[BUG] `host.k3d.internal` breaks on system reboot

mdshack commented 1 year ago

What did you do

How was the cluster created?
- k3d cluster create [clustername] --volume ... --volume ... --registry-config [local path to registry config] --agents 1 --servers 1 --port 8081:8081@loadbalancer --port ... --port ... --port ... --k3s-arg --disable=traefik@server:0 --k3s-arg --disable=metrics-server@server:0
What did you do afterwards?
1. Shell into the cluster agent: docker exec -it k3d-relay-agent-0 /bin/sh
2. wget a running registry that exists on the host machine successfully: wget host.k3d.internal:5000 [refer to Screenshots or terminal output -> Successful wget below]
3. Restart host machine (an actual power cycle)

▶ [Your tasks]:
**a)** Change "afterwards" to "after that" in the k3d bug report, giving everything from "mdshack commented 1" down to "you do afterwards?".
**b)** Write what comes next in the k3d bug report about `host.k3d.internal`, starting after its last line.

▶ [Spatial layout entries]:
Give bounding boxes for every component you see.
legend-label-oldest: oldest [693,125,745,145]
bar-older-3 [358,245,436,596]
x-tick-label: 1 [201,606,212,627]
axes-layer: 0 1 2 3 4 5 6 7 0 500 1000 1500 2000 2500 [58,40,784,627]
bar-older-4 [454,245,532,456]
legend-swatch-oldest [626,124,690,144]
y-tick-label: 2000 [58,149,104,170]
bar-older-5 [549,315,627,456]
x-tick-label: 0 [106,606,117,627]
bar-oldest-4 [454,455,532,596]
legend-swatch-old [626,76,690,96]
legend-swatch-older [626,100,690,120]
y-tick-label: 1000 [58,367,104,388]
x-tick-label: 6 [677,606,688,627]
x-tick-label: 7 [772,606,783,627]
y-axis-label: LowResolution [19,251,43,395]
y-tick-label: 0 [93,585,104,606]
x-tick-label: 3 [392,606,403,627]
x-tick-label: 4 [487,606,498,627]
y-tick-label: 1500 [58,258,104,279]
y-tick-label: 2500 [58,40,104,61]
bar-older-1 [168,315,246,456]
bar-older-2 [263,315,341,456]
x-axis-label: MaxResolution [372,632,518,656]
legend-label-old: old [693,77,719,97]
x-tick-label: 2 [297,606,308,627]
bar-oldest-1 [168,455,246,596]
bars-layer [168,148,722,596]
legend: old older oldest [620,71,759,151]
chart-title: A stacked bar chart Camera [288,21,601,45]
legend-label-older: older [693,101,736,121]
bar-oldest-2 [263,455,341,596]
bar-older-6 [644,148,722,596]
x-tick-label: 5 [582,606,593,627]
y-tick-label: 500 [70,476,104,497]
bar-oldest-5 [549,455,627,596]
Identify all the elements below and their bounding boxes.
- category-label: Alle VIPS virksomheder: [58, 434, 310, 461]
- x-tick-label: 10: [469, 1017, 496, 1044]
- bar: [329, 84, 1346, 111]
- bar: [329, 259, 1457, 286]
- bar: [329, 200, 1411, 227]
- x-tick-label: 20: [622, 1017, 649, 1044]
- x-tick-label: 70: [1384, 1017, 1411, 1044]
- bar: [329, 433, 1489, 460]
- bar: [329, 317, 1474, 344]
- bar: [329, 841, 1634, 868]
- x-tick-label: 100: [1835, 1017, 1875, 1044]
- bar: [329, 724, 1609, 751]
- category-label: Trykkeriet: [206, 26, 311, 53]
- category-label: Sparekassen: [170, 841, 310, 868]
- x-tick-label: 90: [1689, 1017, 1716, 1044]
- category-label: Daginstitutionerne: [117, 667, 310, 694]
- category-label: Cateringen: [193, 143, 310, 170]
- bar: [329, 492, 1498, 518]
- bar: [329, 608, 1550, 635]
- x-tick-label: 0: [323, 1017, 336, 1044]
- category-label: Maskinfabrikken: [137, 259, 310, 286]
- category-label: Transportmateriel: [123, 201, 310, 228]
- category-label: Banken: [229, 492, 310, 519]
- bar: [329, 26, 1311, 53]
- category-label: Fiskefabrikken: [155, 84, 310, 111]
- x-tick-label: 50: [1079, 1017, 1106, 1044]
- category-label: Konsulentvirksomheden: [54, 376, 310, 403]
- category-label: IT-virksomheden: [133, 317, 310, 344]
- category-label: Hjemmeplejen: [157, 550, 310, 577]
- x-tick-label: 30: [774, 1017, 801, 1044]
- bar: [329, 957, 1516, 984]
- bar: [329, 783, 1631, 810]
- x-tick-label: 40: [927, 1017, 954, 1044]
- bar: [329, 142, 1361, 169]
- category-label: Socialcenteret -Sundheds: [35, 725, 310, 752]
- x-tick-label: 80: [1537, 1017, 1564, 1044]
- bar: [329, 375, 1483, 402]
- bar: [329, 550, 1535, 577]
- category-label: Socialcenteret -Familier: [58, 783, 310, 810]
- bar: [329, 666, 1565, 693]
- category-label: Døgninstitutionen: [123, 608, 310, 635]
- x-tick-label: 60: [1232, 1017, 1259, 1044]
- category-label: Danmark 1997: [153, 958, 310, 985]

▶ [Results in order]:
**a)**
mdshack commented 1 year ago

What did you do

How was the cluster created?
- k3d cluster create [clustername] --volume ... --volume ... --registry-config [local path to registry config] --agents 1 --servers 1 --port 8081:8081@loadbalancer --port ... --port ... --port ... --k3s-arg --disable=traefik@server:0 --k3s-arg --disable=metrics-server@server:0
What did you do after that?

**b)**
4. Shell into the cluster agent: docker exec -it k3d-relay-agent-0 /bin/sh
5. wget a running registry that exists on the host machine without success: wget host.k3d.internal:5000 [refer to Screenshots or terminal output -> Unsuccessful wget below]
6. Stop your cluster: k3d cluster stop [clustername]
7. Start your cluster: k3d cluster start [clustername]
8. Repeat steps 1-2 and ensure you get another successful wget

What did you expect to happen

Expect host.k3d.internal:5000 to be reachable on machine restart

Screenshots or terminal output

If applicable, add screenshots or terminal output (code block) to help explain your problem.

Successful wget

Connecting to host.k3d.internal:5000 (172.20.0.1:5000)
saving to 'index.html'
'index.html' saved

Unsuccessful wget

wget: bad address 'host.k3d.internal:5000'

Which OS & Architecture

output of k3d runtime-info

arch: x86_64
cgroupdriver: cgroupfs
cgroupversion: "1"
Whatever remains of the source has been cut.